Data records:
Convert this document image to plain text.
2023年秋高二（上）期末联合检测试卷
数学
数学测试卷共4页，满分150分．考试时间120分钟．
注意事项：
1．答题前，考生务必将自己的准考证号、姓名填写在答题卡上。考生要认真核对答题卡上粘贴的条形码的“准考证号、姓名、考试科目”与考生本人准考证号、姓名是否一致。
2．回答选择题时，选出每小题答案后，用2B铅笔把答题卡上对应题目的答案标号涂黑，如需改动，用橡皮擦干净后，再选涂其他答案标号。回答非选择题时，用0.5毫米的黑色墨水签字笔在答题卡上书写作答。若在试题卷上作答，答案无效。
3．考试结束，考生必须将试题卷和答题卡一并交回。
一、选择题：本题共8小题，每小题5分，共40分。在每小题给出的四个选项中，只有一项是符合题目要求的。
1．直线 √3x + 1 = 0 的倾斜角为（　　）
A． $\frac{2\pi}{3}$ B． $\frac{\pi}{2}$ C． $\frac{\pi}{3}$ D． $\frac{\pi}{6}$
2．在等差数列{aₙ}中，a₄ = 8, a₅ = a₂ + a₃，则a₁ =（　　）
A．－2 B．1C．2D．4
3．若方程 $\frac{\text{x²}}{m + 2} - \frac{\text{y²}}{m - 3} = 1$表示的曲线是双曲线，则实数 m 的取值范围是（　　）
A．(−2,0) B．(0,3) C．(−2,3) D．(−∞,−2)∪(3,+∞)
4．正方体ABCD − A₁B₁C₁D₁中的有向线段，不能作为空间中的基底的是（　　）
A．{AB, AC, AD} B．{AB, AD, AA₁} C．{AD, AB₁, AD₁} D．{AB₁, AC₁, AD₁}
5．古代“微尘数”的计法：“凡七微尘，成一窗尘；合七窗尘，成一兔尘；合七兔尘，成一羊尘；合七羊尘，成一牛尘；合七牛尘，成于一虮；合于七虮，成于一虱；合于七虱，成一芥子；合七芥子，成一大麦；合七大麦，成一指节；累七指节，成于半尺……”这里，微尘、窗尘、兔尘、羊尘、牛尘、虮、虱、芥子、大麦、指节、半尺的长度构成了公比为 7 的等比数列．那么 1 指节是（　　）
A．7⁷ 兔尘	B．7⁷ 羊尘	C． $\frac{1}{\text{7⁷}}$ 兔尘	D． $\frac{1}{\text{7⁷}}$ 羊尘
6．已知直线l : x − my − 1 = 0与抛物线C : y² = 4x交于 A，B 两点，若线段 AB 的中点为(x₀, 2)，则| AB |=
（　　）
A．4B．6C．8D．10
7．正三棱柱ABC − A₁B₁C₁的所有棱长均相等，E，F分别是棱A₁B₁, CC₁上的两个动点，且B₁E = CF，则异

Stated goal:
Read through the lines above and collect those that contain the string "frac".

Task result:
A． $\frac{2\pi}{3}$ B． $\frac{\pi}{2}$ C． $\frac{\pi}{3}$ D． $\frac{\pi}{6}$
3．若方程 $\frac{\text{x²}}{m + 2} - \frac{\text{y²}}{m - 3} = 1$表示的曲线是双曲线，则实数 m 的取值范围是（　　）
A．7⁷ 兔尘	B．7⁷ 羊尘	C． $\frac{1}{\text{7⁷}}$ 兔尘	D． $\frac{1}{\text{7⁷}}$ 羊尘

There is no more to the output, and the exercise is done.